- **What the exercise asks**:
In the data below, locate each line with the word "JSON" and list it.

Records from a collection of figures:
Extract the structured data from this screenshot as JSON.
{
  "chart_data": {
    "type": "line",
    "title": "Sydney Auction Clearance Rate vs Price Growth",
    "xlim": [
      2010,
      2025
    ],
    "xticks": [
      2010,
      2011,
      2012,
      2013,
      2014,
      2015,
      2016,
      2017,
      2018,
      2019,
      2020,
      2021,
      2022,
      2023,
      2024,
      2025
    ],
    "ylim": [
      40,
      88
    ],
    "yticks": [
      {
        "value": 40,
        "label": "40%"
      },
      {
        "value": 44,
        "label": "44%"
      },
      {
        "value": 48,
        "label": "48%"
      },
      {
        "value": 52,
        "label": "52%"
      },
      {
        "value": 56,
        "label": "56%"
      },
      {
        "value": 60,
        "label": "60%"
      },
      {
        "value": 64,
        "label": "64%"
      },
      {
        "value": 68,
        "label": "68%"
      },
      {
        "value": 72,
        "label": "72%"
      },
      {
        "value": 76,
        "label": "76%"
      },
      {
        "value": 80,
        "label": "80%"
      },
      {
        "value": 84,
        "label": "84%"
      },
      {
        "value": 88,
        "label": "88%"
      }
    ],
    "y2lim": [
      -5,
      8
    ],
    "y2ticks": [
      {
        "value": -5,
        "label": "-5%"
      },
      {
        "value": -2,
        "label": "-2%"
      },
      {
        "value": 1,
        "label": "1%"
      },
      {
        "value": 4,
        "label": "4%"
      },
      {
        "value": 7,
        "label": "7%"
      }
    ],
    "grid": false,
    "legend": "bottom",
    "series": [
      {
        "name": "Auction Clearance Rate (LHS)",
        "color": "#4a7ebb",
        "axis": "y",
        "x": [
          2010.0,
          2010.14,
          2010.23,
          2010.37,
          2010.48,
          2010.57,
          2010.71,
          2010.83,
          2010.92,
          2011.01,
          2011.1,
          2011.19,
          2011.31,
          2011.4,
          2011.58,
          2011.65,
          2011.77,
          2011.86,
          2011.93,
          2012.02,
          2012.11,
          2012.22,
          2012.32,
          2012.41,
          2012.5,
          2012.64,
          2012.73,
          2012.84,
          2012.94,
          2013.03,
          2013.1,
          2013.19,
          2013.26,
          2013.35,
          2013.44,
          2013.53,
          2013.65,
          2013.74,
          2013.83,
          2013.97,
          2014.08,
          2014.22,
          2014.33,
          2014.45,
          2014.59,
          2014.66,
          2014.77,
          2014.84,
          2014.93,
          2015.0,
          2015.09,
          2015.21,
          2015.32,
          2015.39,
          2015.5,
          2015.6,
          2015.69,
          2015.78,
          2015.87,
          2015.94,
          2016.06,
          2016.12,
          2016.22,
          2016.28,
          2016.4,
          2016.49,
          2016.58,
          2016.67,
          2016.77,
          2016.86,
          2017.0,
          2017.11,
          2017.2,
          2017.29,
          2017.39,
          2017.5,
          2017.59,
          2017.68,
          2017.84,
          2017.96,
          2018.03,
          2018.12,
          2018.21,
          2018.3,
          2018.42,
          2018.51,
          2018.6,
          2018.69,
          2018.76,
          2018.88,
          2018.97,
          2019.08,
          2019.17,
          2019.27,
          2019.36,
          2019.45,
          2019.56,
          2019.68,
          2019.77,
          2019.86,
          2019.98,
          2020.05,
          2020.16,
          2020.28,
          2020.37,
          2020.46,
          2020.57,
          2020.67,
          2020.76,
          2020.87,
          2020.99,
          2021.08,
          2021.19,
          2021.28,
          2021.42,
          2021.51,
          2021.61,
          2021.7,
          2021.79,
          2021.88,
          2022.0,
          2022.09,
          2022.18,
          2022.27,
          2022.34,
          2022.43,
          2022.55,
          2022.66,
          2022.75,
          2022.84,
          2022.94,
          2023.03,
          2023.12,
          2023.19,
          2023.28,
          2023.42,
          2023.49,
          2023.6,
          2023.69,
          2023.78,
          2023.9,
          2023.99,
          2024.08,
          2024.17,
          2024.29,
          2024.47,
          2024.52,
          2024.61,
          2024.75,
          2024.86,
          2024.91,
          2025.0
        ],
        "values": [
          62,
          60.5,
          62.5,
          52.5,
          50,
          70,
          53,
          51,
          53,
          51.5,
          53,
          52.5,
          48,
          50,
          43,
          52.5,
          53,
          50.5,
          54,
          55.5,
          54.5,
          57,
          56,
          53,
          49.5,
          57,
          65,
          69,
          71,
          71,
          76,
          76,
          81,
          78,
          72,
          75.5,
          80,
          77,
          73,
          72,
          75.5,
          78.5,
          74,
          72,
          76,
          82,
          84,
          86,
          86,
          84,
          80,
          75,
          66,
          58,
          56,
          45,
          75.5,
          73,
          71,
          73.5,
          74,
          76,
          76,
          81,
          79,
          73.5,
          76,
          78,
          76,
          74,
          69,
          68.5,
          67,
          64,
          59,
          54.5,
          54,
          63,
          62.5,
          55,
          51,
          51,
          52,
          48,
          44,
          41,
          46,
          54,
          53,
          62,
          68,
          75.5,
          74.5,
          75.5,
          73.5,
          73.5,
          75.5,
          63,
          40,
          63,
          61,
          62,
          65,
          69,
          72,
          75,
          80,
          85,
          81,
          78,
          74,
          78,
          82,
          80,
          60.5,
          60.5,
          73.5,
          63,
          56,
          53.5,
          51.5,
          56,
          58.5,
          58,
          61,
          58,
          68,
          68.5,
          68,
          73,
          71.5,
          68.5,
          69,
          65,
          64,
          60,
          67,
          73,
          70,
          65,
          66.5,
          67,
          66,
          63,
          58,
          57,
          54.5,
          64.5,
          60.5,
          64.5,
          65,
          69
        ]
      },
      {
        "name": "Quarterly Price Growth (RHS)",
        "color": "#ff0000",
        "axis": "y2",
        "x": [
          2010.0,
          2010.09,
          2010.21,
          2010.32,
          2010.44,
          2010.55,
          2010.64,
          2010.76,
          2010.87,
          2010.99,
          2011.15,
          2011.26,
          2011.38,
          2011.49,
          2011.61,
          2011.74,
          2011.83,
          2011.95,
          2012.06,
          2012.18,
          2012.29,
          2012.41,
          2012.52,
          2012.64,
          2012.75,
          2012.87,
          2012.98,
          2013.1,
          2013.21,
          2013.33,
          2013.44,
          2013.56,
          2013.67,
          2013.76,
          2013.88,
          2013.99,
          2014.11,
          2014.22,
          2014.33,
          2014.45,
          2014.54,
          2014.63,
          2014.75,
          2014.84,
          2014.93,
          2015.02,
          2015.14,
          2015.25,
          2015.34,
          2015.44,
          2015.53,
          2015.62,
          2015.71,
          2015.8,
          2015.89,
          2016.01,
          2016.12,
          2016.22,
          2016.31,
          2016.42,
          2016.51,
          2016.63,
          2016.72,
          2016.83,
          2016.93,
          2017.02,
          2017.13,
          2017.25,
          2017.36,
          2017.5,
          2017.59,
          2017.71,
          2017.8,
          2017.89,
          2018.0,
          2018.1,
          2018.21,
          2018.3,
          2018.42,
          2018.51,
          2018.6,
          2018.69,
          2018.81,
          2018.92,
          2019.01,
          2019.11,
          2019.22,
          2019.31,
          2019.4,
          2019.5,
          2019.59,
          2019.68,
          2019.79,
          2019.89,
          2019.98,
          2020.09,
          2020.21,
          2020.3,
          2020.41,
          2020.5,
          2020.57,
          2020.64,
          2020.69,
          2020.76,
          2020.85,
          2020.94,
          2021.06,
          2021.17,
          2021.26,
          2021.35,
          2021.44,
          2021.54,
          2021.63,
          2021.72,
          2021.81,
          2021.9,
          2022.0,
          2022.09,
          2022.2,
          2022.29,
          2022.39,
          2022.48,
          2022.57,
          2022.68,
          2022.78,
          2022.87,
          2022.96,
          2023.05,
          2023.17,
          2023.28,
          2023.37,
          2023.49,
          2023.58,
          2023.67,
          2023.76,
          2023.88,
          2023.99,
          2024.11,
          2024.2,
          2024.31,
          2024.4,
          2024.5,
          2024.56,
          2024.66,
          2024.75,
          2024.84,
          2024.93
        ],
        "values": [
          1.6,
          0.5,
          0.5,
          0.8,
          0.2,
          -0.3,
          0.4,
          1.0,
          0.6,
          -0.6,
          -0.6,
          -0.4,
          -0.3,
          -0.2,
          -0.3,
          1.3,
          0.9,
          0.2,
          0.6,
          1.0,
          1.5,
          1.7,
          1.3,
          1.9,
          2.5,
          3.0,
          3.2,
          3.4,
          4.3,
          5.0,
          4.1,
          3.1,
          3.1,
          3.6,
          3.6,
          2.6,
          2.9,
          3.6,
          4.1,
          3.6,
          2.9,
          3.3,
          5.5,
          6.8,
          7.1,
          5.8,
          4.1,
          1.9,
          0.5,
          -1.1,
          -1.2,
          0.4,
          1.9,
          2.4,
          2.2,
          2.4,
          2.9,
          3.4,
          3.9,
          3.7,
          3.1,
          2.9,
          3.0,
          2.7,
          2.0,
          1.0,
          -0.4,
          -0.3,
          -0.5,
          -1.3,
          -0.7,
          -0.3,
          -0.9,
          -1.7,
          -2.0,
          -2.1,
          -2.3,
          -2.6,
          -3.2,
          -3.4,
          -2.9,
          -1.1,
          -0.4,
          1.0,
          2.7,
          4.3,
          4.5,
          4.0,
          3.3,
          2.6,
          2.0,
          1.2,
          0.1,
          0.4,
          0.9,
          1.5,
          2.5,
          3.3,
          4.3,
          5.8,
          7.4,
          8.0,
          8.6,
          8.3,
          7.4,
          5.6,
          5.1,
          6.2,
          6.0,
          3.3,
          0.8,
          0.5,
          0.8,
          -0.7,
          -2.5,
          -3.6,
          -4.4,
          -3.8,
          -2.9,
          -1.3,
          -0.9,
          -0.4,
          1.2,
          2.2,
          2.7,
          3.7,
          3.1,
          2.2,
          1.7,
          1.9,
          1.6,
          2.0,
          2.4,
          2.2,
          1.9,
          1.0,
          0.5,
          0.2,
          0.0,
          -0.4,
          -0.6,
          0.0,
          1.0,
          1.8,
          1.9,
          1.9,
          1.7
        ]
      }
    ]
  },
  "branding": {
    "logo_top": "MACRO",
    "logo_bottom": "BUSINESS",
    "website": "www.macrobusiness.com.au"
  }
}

--

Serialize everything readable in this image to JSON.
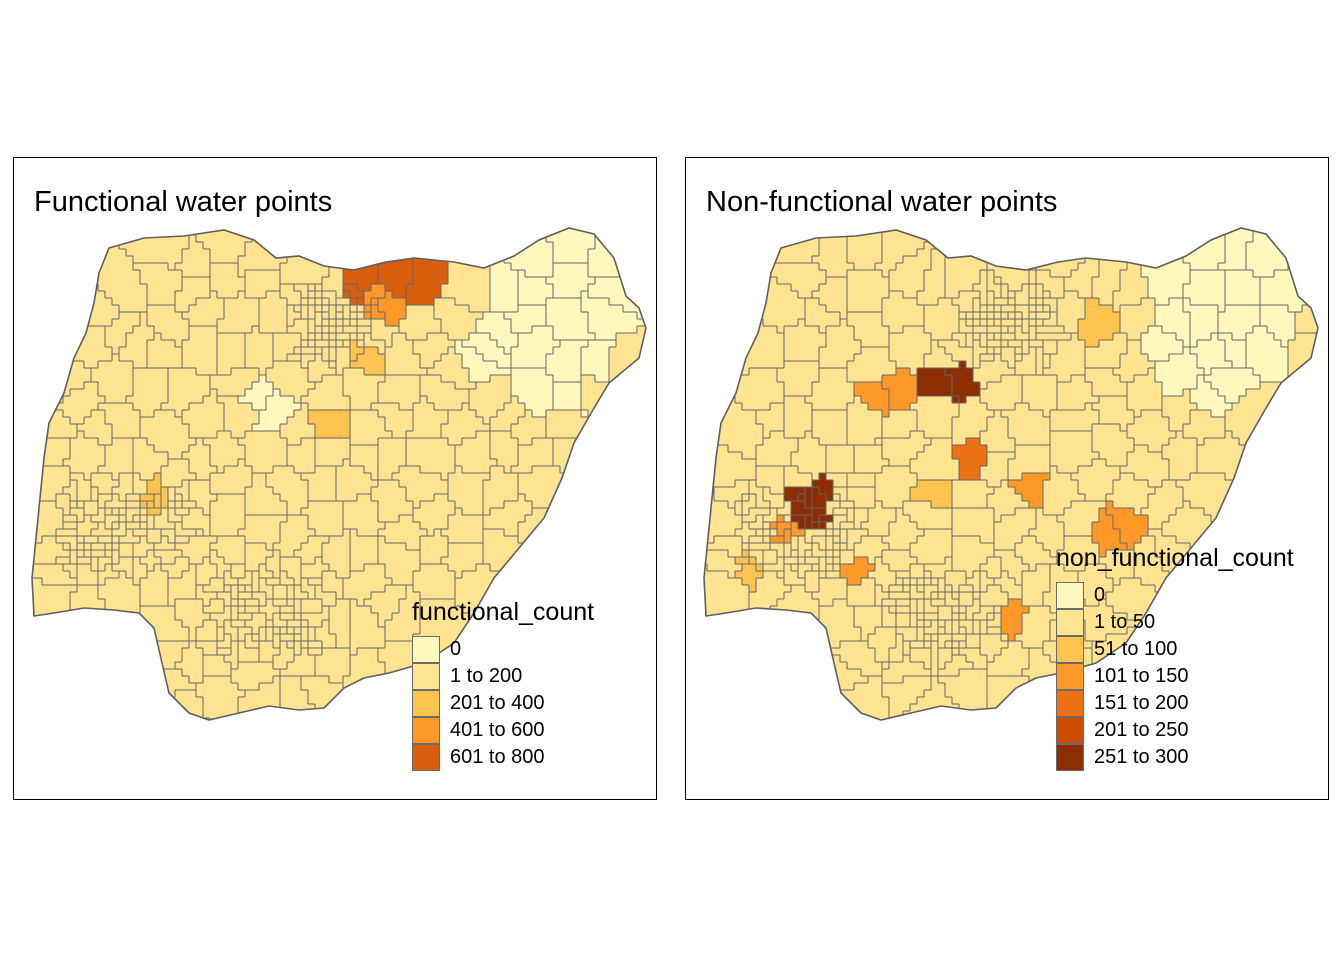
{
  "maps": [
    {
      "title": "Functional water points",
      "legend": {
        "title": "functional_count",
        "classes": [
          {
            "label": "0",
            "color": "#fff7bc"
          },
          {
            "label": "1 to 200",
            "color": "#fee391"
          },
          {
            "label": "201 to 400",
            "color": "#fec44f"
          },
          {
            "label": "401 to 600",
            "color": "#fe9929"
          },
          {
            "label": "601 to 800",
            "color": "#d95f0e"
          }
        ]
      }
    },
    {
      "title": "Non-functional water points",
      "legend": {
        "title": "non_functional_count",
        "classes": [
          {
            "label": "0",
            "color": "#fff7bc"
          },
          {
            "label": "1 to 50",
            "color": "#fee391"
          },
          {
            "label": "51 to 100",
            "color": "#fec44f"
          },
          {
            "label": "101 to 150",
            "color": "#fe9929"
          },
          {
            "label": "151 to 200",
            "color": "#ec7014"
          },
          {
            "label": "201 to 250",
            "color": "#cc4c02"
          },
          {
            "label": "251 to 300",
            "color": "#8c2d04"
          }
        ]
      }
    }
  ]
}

- **Output of the task**:
Extract the structured data from this screenshot as JSON.
Serialize everything readable in this image to JSON.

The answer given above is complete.